**КОРОТКАЯ ЗАДАЧА**
Кому королева Кристина приказала казнить Мональдески, согласно отрывку?

------ ВЫБРАННЫЙ ОТРЫВОК

Людовик XIV и его век. Часть вторая — страница 30 из 150

Среди всех этих забот, совершенно неожиданно, при дворе стала известна удивительная новость: королева Кристина, эта достославная путешественница, так хорошо принятая в свой первый приезд во Францию, вернулась туда, не заручившись, вероятно, согласием короля, ибо в Фонтенбло она получила повеление задержаться. Правда, чтобы смягчить этот приказ, весь замок был отдан в ее распоряжение. Внезапно стало известно, что в этом самом замке, без оглядки на королевское гостеприимство, без уважения к французским законам, она велела казнить одного из своих слуг по имени Мональдески. Причины этого убийства неизвестны. Королева послала за настоятелем монастыря тринитариев, вручила ему связку писем, а затем позвала Мональдески и стала обвинять его в измене. Мональдески все отрицал. Тогда Кристина попросила монаха отдать ей письма, которые он перед этим получил из ее рук, и показала их обвиняемому; тот побледнел и, отведя ее в сторону, бросился к ее ногам. Но она, терпеливо выслушав все, что несчастный говорил ей, приказала командиру своих гвардейцев, Сантинелли, казнить изменника.

------------
------ ИСХОДНЫЕ ДАННЫЕ

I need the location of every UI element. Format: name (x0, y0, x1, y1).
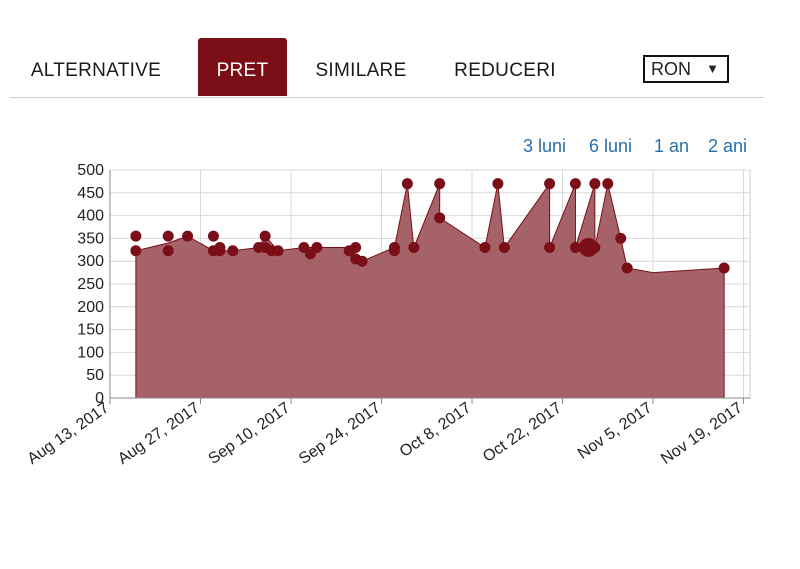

------------

**ОТВЕТ К ЗАДАНИЮ**
Командиру своих гвардейцев, Сантинелли.